Submitted by
Assigned_Reviewer_6
Q1: Comments to author(s).
First provide a summary of the paper, and then address the following
criteria: Quality, clarity, originality and significance. (For detailed
reviewing guidelines, see
http://nips.cc/PaperInformation/ReviewerInstructions)
This paper considers learning to sample from the
posterior distribution of a model, by directly predicting latent variables
from data. The idea is tested in the block MCMC context, where a small
block of latents are predicted from the current state of other latents
(and the data). This is shown to perform better than singlesite Gibbs
when variables are highly correlated and there is sufficient data to train
the predictors.
The paper is well written and has a reasonable
evaluation. As a concrete inference algorithm, it doesn't convincingly
advance the state of the art in Bayesian networks. The comparison between
block MCMC and singlesite Gibbs is unsurprising. For the networks and
block sizes used here, you could compute the exact predictive distribution
for each block and sample from it, rather than learning a predictor. An
efficient block Gibbs sampling scheme was already proposed by Hamze &
de Freitas (2004), using much larger blocks than the ones here.

▸ **Short exercise a**
Copy everything in the review from "First provide a" down to "the predictors.", keeping the wording unchanged.
The review and the records that follow it come from unrelated sources.

▸ **Recorded data**
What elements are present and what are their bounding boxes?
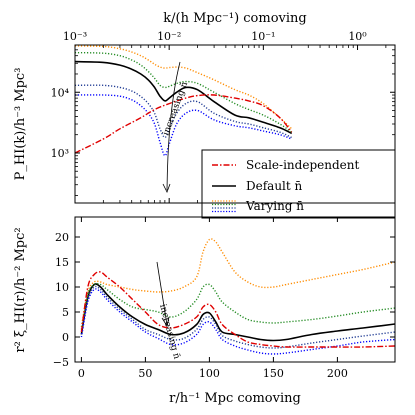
bottom-series-varying-1: [80, 238, 395, 328]
bottom-series-scale-independent: [80, 271, 395, 348]
bottom-series-default: [80, 283, 395, 342]
bottom-annotation-increasing-n: increasing n̄: [157, 303, 181, 360]
legend-label-default: Default n̄: [246, 179, 303, 193]
top-panel-series: [75, 45, 293, 157]
top-x-tick-label: 10⁻³: [63, 30, 87, 43]
top-annotation-arrowhead: [162, 183, 171, 193]
legend-label-scale-independent: Scale-independent: [246, 158, 359, 172]
bottom-panel-ticks: 0 50 100 150 200 −5 0 5 10 15 20: [53, 217, 395, 380]
top-y-axis-label: P_HI(k)/h⁻³ Mpc³: [13, 68, 28, 181]
bottom-y-tick-label: 0: [62, 331, 69, 344]
bottom-x-tick-label: 50: [138, 367, 152, 380]
bottom-y-tick-label: 20: [55, 231, 69, 244]
legend-label-varying: Varying n̄: [245, 199, 304, 213]
bottom-series-varying-4: [80, 288, 395, 355]
bottom-annotation-arrow: [156, 261, 168, 326]
top-panel-ticks: 10⁻³ 10⁻² 10⁻¹ 10⁰ 10³ 10⁴: [51, 30, 395, 203]
bottom-panel: 0 50 100 150 200 −5 0 5 10 15 20: [53, 217, 395, 380]
top-panel: 10⁻³ 10⁻² 10⁻¹ 10⁰ 10³ 10⁴: [51, 30, 395, 203]
top-y-tick-label: 10⁴: [51, 86, 70, 99]
legend: Scale-independent Default n̄ Varying n̄: [201, 149, 396, 219]
bottom-x-axis-label: r/h⁻¹ Mpc comoving: [169, 391, 301, 406]
top-series-varying-3: [75, 84, 292, 139]
bottom-y-axis-label: r² ξ_HI(r)/h⁻² Mpc²: [13, 227, 28, 352]
top-series-varying-1: [75, 45, 293, 130]
bottom-x-tick-label: 200: [327, 367, 348, 380]
top-annotation-increasing-n: increasing n̄: [161, 80, 190, 137]
bottom-y-tick-label: 10: [55, 281, 69, 294]
bottom-x-tick-label: 100: [199, 367, 220, 380]
top-series-varying-4: [75, 94, 292, 157]
bottom-x-tick-label: 0: [78, 367, 85, 380]
bottom-panel-frame: [74, 216, 396, 363]
top-annotation-arrow: [166, 61, 181, 191]
bottom-annotation-arrowhead: [161, 316, 170, 328]
bottom-x-tick-label: 150: [263, 367, 284, 380]
top-panel-frame: [74, 44, 396, 204]
top-series-default: [75, 60, 293, 135]
bottom-y-tick-label: −5: [53, 356, 69, 369]
bottom-panel-series: [80, 238, 395, 355]
top-x-tick-label: 10⁻¹: [251, 30, 275, 43]
top-x-axis-label: k/(h Mpc⁻¹) comoving: [163, 11, 306, 26]
bottom-y-tick-label: 5: [62, 306, 69, 319]
legend-swatch-varying: [212, 200, 236, 213]
top-x-tick-label: 10⁻²: [157, 30, 181, 43]
top-x-tick-label: 10⁰: [348, 30, 367, 43]
top-y-tick-label: 10³: [51, 147, 69, 160]
bottom-series-varying-3: [80, 285, 395, 349]
top-series-varying-2: [75, 51, 293, 133]
top-series-scale-independent: [75, 94, 293, 154]
bottom-series-varying-2: [80, 282, 395, 330]
bottom-y-tick-label: 15: [55, 256, 69, 269]
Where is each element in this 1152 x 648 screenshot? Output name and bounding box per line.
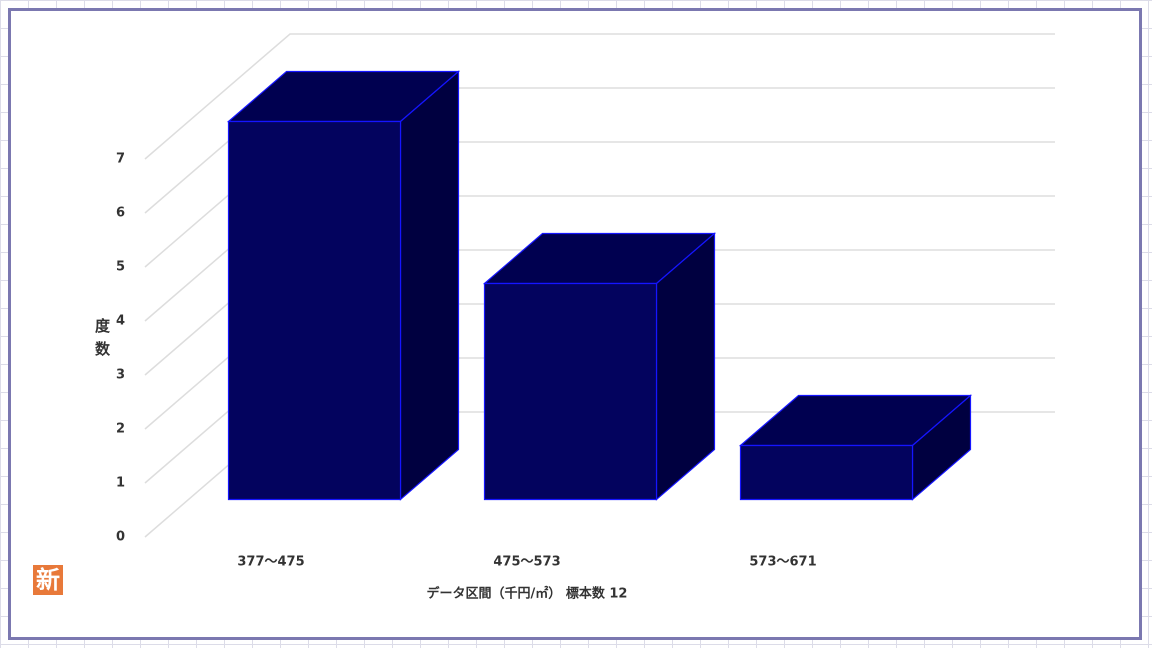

▸ **Short exercise b**
Output everything in the records from the line containing "bottom-series-varying-1: [80, 238, 395, 328]" down to the line containing "bottom-y-axis-label: r² ξ_HI(r)/h⁻²" as a JSON list of strings, one string per line, leaving out blank lines.

▸ **Correct result a**
First provide a summary of the paper, and then address the following
criteria: Quality, clarity, originality and significance. (For detailed
reviewing guidelines, see
http://nips.cc/PaperInformation/ReviewerInstructions)
This paper considers learning to sample from the
posterior distribution of a model, by directly predicting latent variables
from data. The idea is tested in the block MCMC context, where a small
block of latents are predicted from the current state of other latents
(and the data). This is shown to perform better than singlesite Gibbs
when variables are highly correlated and there is sufficient data to train
the predictors.

▸ **Correct result b**
[
  "bottom-series-varying-1: [80, 238, 395, 328]",
  "bottom-series-scale-independent: [80, 271, 395, 348]",
  "bottom-series-default: [80, 283, 395, 342]",
  "bottom-annotation-increasing-n: increasing n̄: [157, 303, 181, 360]",
  "legend-label-default: Default n̄: [246, 179, 303, 193]",
  "top-panel-series: [75, 45, 293, 157]",
  "top-x-tick-label: 10⁻³: [63, 30, 87, 43]",
  "top-annotation-arrowhead: [162, 183, 171, 193]",
  "legend-label-scale-independent: Scale-independent: [246, 158, 359, 172]",
  "bottom-panel-ticks: 0 50 100 150 200 −5 0 5 10 15 20: [53, 217, 395, 380]",
  "top-y-axis-label: P_HI(k)/h⁻³ Mpc³: [13, 68, 28, 181]",
  "bottom-y-tick-label: 0: [62, 331, 69, 344]",
  "bottom-x-tick-label: 50: [138, 367, 152, 380]",
  "bottom-y-tick-label: 20: [55, 231, 69, 244]",
  "legend-label-varying: Varying n̄: [245, 199, 304, 213]",
  "bottom-series-varying-4: [80, 288, 395, 355]",
  "bottom-annotation-arrow: [156, 261, 168, 326]",
  "top-panel-ticks: 10⁻³ 10⁻² 10⁻¹ 10⁰ 10³ 10⁴: [51, 30, 395, 203]",
  "bottom-panel: 0 50 100 150 200 −5 0 5 10 15 20: [53, 217, 395, 380]",
  "top-panel: 10⁻³ 10⁻² 10⁻¹ 10⁰ 10³ 10⁴: [51, 30, 395, 203]",
  "top-y-tick-label: 10⁴: [51, 86, 70, 99]",
  "legend: Scale-independent Default n̄ Varying n̄: [201, 149, 396, 219]",
  "bottom-x-axis-label: r/h⁻¹ Mpc comoving: [169, 391, 301, 406]",
  "top-series-varying-3: [75, 84, 292, 139]",
  "bottom-y-axis-label: r² ξ_HI(r)/h⁻² Mpc²: [13, 227, 28, 352]"
]